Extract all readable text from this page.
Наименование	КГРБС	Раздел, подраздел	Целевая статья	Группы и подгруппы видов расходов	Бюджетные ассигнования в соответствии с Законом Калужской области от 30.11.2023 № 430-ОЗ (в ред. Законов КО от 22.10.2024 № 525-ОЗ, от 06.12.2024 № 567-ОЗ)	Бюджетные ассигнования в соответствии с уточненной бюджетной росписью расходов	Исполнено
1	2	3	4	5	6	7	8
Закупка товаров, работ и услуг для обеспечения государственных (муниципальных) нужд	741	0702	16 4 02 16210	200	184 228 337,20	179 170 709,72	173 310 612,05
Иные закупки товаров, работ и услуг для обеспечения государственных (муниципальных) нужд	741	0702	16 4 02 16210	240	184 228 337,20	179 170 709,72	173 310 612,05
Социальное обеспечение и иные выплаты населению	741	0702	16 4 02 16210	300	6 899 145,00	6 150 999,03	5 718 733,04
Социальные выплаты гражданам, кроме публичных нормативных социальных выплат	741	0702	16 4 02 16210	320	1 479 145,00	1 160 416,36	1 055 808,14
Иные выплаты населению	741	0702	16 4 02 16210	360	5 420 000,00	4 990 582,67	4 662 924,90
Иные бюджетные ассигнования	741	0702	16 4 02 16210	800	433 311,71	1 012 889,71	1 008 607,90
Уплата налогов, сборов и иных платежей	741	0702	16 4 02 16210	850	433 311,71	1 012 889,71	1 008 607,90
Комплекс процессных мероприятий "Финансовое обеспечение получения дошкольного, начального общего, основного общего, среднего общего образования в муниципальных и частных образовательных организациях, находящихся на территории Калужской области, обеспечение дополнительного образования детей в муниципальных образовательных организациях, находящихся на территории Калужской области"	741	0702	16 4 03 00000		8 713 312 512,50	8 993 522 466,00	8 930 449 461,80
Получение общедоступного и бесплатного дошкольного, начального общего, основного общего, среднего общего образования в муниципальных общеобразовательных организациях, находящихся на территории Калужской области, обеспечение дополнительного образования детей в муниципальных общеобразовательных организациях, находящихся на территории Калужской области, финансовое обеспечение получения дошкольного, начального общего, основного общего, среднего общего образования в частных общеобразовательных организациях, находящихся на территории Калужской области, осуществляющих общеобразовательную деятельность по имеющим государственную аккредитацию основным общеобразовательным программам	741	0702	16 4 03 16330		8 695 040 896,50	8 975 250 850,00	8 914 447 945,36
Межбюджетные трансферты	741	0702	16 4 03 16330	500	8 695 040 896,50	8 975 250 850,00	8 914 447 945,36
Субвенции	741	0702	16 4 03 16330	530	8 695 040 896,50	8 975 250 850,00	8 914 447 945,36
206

· · · ·

▶ **Exercise prompt**: From the entries above, copy out every line where the string "дошкольного" appears.

▶ **Written response**:
Комплекс процессных мероприятий "Финансовое обеспечение получения дошкольного, начального общего, основного общего, среднего общего образования в муниципальных и частных образовательных организациях, находящихся на территории Калужской области, обеспечение дополнительного образования детей в муниципальных образовательных организациях, находящихся на территории Калужской области"	741	0702	16 4 03 00000		8 713 312 512,50	8 993 522 466,00	8 930 449 461,80
Получение общедоступного и бесплатного дошкольного, начального общего, основного общего, среднего общего образования в муниципальных общеобразовательных организациях, находящихся на территории Калужской области, обеспечение дополнительного образования детей в муниципальных общеобразовательных организациях, находящихся на территории Калужской области, финансовое обеспечение получения дошкольного, начального общего, основного общего, среднего общего образования в частных общеобразовательных организациях, находящихся на территории Калужской области, осуществляющих общеобразовательную деятельность по имеющим государственную аккредитацию основным общеобразовательным программам	741	0702	16 4 03 16330		8 695 040 896,50	8 975 250 850,00	8 914 447 945,36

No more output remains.